**** DATA EXTRACT ****

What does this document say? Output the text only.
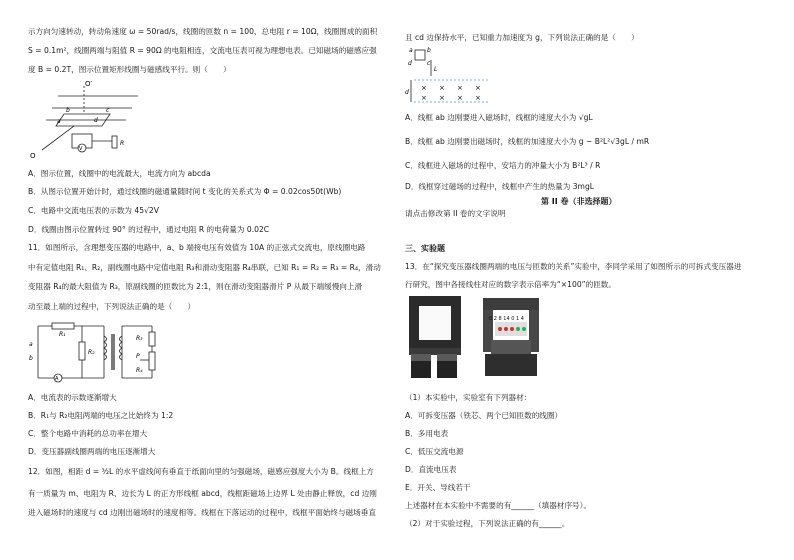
示方向匀速转动，转动角速度 ω = 50rad/s，线圈的匝数 n = 100、总电阻 r = 10Ω，线圈围成的面积
S = 0.1m²，线圈两端与阻值 R = 90Ω 的电阻相连，交流电压表可视为理想电表。已知磁场的磁感应强
度 B = 0.2T，图示位置矩形线圈与磁感线平行。则（　　）
O′
O
a
b	c
d
V
R
A．图示位置，线圈中的电流最大，电流方向为 abcda
B．从图示位置开始计时，通过线圈的磁通量随时间 t 变化的关系式为 Φ = 0.02cos50t(Wb)
C．电路中交流电压表的示数为 45√2V
D．线圈由图示位置转过 90° 的过程中，通过电阻 R 的电荷量为 0.02C
11．如图所示，含理想变压器的电路中，a、b 端接电压有效值为 10A 的正弦式交流电，原线圈电路
中有定值电阻 R₁、R₂，副线圈电路中定值电阻 R₃和滑动变阻器 R₄串联，已知 R₁ = R₂ = R₃ = R₄，滑动
变阻器 R₄的最大阻值为 R₃，原副线圈的匝数比为 2:1，则在滑动变阻器滑片 P 从最下端缓慢向上滑
动至最上端的过程中，下列说法正确的是（　　）
a
b
R₁
R₂
R₃
R₄
P
A
A．电流表的示数逐渐增大
B．R₁与 R₂电阻两端的电压之比始终为 1:2
C．整个电路中消耗的总功率在增大
D．变压器副线圈两端的电压逐渐增大
12．如图，相距 d = ³⁄₂L 的水平虚线间有垂直于纸面向里的匀强磁场，磁感应强度大小为 B。线框上方
有一质量为 m、电阻为 R、边长为 L 的正方形线框 abcd，线框距磁场上边界 L 处由静止释放，cd 边刚
进入磁场时的速度与 cd 边刚出磁场时的速度相等。线框在下落运动的过程中，线框平面始终与磁场垂直
且 cd 边保持水平，已知重力加速度为 g，下列说法正确的是（　　）
a b
c
d
L
d
× × × ×
× × × ×
A．线框 ab 边刚要进入磁场时，线框的速度大小为 √gL
B．线框 ab 边刚要出磁场时，线框的加速度大小为 g − B²L²√3gL / mR
C．线框进入磁场的过程中，安培力的冲量大小为 B²L³ / R
D．线框穿过磁场的过程中，线框中产生的热量为 3mgL
第 II 卷（非选择题）
请点击修改第 II 卷的文字说明
三、实验题
13．在“探究变压器线圈两端的电压与匝数的关系”实验中，李同学采用了如图所示的可拆式变压器进
行研究，图中各接线柱对应的数字表示倍率为“×100”的匝数。
0 2 8 14 0 1 4
（1）本实验中，实验室有下列器材：
A．可拆变压器（铁芯、两个已知匝数的线圈）
B．多用电表
C．低压交流电源
D．直流电压表
E．开关、导线若干
上述器材在本实验中不需要的有______（填器材序号）。
（2）对于实验过程，下列说法正确的有______。
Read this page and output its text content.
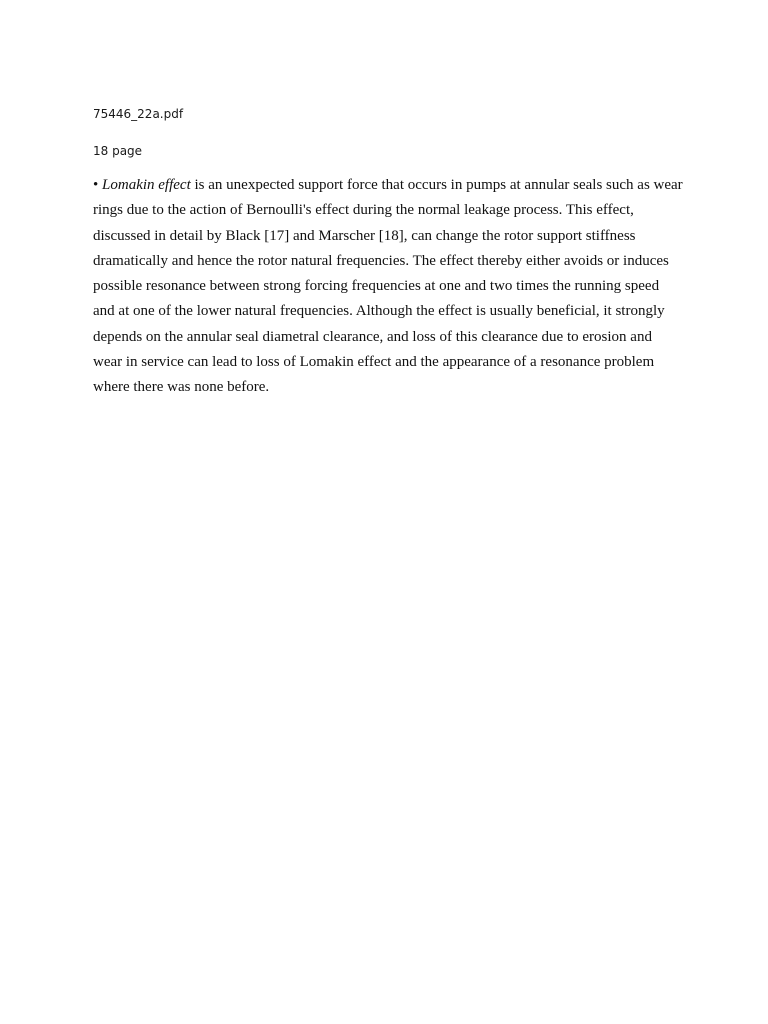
75446_22a.pdf
18 page

• Lomakin effect is an unexpected support force that occurs in pumps at annular seals such as wear rings due to the action of Bernoulli's effect during the normal leakage process. This effect, discussed in detail by Black [17] and Marscher [18], can change the rotor support stiffness dramatically and hence the rotor natural frequencies. The effect thereby either avoids or induces possible resonance between strong forcing frequencies at one and two times the running speed and at one of the lower natural frequencies. Although the effect is usually beneficial, it strongly depends on the annular seal diametral clearance, and loss of this clearance due to erosion and wear in service can lead to loss of Lomakin effect and the appearance of a resonance problem where there was none before.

****

* _WHAT NEEDS TO BE DONE_
Pick out every line above that contains the word "下列说法正确的是" and copy it.

* _COMPLETE RESPONSE_
动至最上端的过程中，下列说法正确的是（　　）
且 cd 边保持水平，已知重力加速度为 g，下列说法正确的是（　　）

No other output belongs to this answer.